▶ Extract
-----
= Carolyn Harris (librarian) =

American librarian

Carolyn Lynnet Harris (1947 – January 15, 1994) was an American preservation librarian. She received a B.A. in Art History in 1969 and a Masters of Library Science in 1970, both from the University of Texas at Austin.

==Career==
Harris was educated at the University of Texas at Austin and began her career as a manuscript cataloguer at the University of Texas's Harry Ransom Center, where she worked from 1973 to 1980.

From 1981 to 1987, she was the head of Columbia University Libraries’ Preservation Division After teaching in Columbia University's preservation and conservation library science program, she was named program director in 1990.

When the program closed in 1992, she moved it to the University of Texas at Austin. From 1992 to 1994, she was director and a senior lecturer of the Preservation and Conservation Studies at the Graduate School of Library and Information Science at the University of Texas at Austin.

She published extensively throughout her career and was president of the Resources and Technical Services Division of the American Library Association from 1988 to 1989.

Her writings in the field of conservation and preservation won her the John Brubaker Award from the Catholic Library Association in 1983 and The Rex Dillow Award from CAPPA in 1990.

==Paul Banks and Carolyn Harris Preservation Award==
The Paul Banks and Carolyn Harris Preservation Award was established to honor Paul N. Banks and Carolyn Harris, early leaders in library preservation by the Association for Library Collections & Technical Services (ALCTS), a division of the American Library Association.
-----
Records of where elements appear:

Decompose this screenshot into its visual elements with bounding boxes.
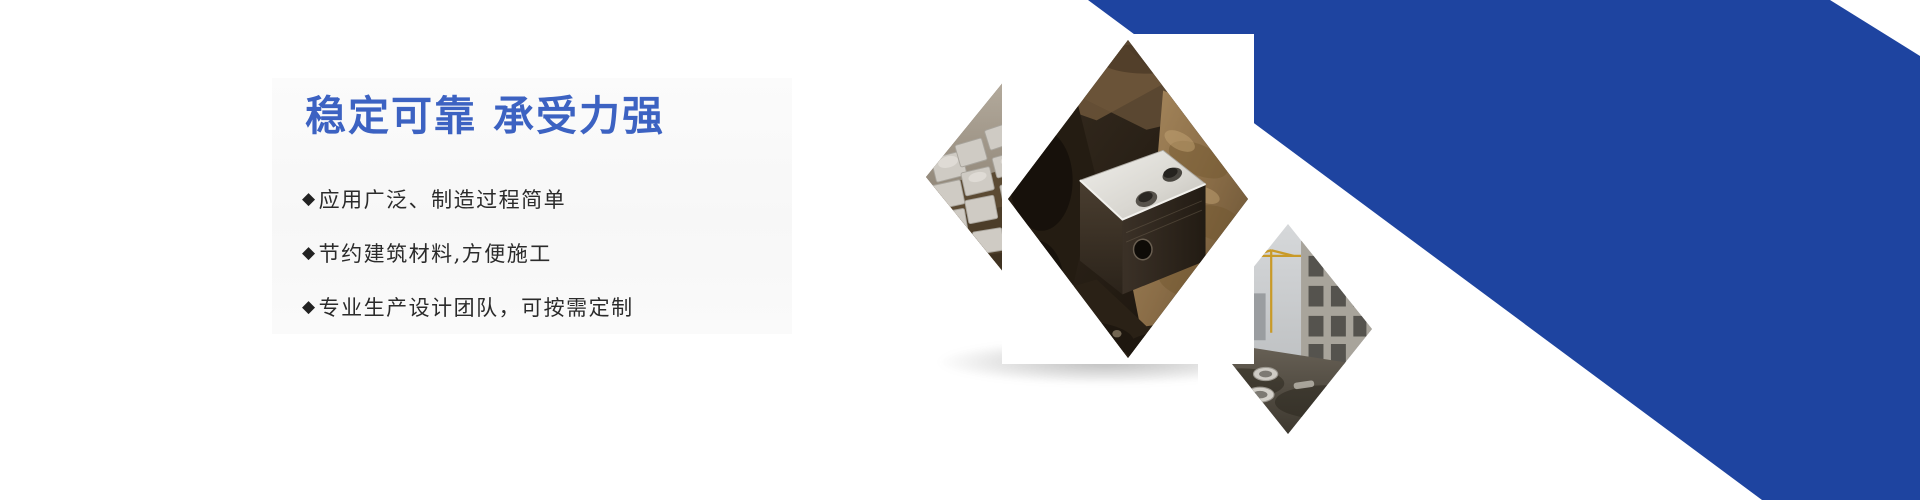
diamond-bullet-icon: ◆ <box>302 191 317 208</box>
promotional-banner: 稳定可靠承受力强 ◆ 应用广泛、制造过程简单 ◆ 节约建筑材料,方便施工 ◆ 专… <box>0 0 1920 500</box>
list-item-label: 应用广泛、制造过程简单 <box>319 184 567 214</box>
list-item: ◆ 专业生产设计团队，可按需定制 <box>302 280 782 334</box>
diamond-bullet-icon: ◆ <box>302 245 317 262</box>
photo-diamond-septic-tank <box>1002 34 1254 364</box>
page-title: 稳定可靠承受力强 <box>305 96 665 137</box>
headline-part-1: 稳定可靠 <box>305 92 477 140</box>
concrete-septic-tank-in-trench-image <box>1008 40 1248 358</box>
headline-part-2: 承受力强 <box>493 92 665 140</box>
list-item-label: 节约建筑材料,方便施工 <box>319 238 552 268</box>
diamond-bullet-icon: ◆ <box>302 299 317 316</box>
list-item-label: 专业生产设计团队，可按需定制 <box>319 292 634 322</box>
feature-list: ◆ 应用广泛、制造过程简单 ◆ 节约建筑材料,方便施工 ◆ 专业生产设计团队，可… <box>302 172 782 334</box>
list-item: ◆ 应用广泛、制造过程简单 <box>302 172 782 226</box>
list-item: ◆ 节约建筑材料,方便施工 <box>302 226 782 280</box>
-----
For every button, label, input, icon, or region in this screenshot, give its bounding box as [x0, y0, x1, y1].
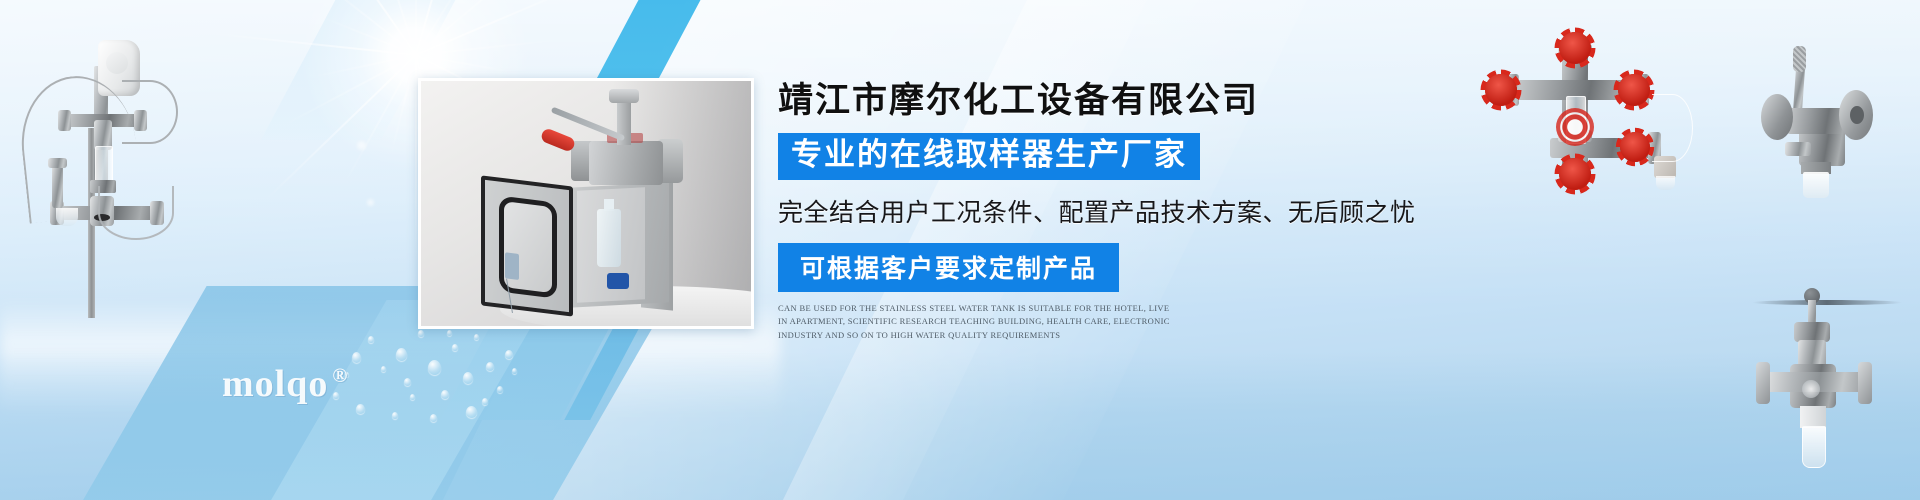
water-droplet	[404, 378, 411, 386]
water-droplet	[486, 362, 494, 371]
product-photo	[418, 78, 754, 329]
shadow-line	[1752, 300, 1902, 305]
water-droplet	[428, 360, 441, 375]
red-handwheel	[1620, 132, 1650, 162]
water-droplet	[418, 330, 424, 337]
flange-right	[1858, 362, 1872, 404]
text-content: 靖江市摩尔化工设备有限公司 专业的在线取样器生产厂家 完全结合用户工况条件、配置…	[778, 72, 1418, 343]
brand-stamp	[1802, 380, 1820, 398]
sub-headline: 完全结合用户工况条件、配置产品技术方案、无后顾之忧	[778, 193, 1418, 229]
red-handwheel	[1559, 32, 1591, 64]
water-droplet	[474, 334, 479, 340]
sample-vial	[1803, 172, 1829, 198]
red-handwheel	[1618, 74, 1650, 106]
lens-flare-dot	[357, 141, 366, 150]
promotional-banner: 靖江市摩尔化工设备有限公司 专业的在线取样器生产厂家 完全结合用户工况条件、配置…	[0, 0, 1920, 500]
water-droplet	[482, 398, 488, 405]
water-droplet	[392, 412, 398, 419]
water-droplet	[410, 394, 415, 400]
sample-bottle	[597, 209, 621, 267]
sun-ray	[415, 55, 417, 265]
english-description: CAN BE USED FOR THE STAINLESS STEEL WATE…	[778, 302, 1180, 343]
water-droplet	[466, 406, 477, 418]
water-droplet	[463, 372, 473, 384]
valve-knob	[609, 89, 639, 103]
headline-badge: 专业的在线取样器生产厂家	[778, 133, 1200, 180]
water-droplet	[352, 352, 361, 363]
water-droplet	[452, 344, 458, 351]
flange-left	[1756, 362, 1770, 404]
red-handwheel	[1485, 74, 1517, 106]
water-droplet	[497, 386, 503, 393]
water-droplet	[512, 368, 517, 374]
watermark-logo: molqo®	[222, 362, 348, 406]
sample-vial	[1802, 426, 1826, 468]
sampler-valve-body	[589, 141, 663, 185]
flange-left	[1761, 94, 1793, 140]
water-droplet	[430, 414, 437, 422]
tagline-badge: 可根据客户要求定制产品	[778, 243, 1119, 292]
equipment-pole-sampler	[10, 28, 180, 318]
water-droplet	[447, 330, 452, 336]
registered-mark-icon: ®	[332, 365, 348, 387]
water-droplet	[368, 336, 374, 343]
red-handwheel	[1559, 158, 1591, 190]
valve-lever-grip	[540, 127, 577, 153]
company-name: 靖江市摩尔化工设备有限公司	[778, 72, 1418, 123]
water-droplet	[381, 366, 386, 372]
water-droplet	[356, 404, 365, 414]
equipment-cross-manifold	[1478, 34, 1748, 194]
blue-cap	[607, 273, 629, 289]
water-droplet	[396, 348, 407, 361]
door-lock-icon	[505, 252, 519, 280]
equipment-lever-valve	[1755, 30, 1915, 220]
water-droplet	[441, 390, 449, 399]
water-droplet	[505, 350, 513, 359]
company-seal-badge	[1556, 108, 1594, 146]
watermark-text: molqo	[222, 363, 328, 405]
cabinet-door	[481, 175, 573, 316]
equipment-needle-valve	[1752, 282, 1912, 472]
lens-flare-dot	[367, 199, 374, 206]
-----
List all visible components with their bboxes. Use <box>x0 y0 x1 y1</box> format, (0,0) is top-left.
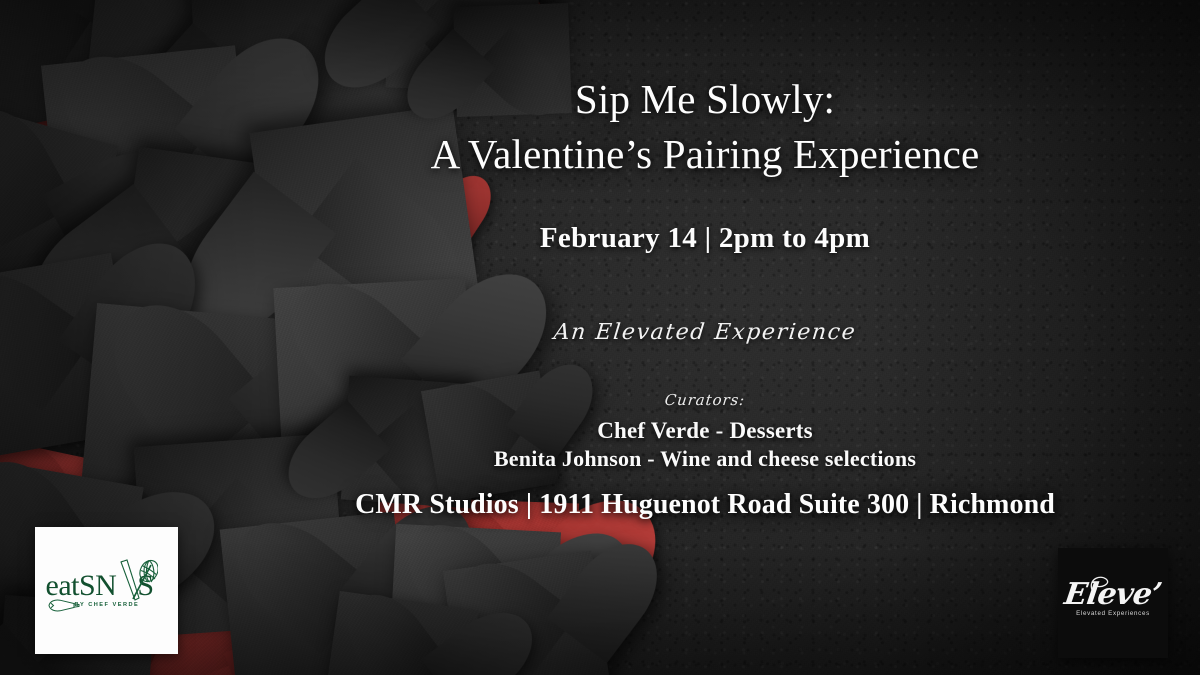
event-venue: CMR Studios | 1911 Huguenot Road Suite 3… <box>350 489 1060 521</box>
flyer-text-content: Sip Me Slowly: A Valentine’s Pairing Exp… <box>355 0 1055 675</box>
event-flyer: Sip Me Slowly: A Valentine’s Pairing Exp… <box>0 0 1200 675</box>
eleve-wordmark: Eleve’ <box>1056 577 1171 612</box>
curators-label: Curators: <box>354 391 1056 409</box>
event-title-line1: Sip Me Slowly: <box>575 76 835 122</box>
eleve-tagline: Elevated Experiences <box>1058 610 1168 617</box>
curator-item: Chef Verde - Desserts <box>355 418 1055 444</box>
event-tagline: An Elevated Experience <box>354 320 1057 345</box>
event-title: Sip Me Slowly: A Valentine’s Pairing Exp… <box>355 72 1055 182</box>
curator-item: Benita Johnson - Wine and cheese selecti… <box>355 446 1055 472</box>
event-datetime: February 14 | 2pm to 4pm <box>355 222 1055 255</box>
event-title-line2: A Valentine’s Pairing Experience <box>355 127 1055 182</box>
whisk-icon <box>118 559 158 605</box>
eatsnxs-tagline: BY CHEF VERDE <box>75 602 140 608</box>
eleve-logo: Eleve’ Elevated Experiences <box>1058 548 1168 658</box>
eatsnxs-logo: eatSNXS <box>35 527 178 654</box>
-----
Please continue the article on the librarian Carolyn Harris, starting after its final sentence.

▶ Task output
==Death==
Harris died on January 15, 1994, in Austin, Texas, at the age of 46.

==Works==

- Harris, C. L. (1979). "Mass deacidification: Science to the rescue?"

- Harris, Carolyn (1982). "Brittle Books: A Way of Life" Winner of John Brubacker Award
- Bagnall, R. S. (1987). "Involving scholars in preservation decisions: The case of the classicists"
- Harris, C. L. (1986). “Preservation of library materials.” The ALA yearbook of library and information services, 11. Chicago: American Library Association.
- Pilette, Roberta (1989). "It Takes Two to Tango: A Conservator's View of Curator/Conservator Relations"
- Harris, C. L. (1990). “Education for preservation administration: Part 1 -- the role of the conservation education program of Columbia University's school of library service.” Conservation Administration News, (42)8-9, 24.
- Harris, C. L. (1990). Education for preservation administration: Part 2—the role of the conservation education program of Columbia university's school of library service. Conservation Administration News, (43)4-5, 29.
- Harris, C. L. (1990). "Library binder's role in preservation education"
- Harris, C. L. (1991). "The preservation consideration in electronic security systems"
- Harris, C. (1991). "A cost model for presentation: The Columbia University libraries' approach"
- Harris, C. L. (1991). "The preservation consideration in electronic security systems"
- Harris, C. L. (1991). "The Columbia University libraries staff development seminar"
- Harris, C. L. (1994). "CAN moving to UT-Austin"
- Harris, Carolyn (2000). "Preservation: Issues and Planning"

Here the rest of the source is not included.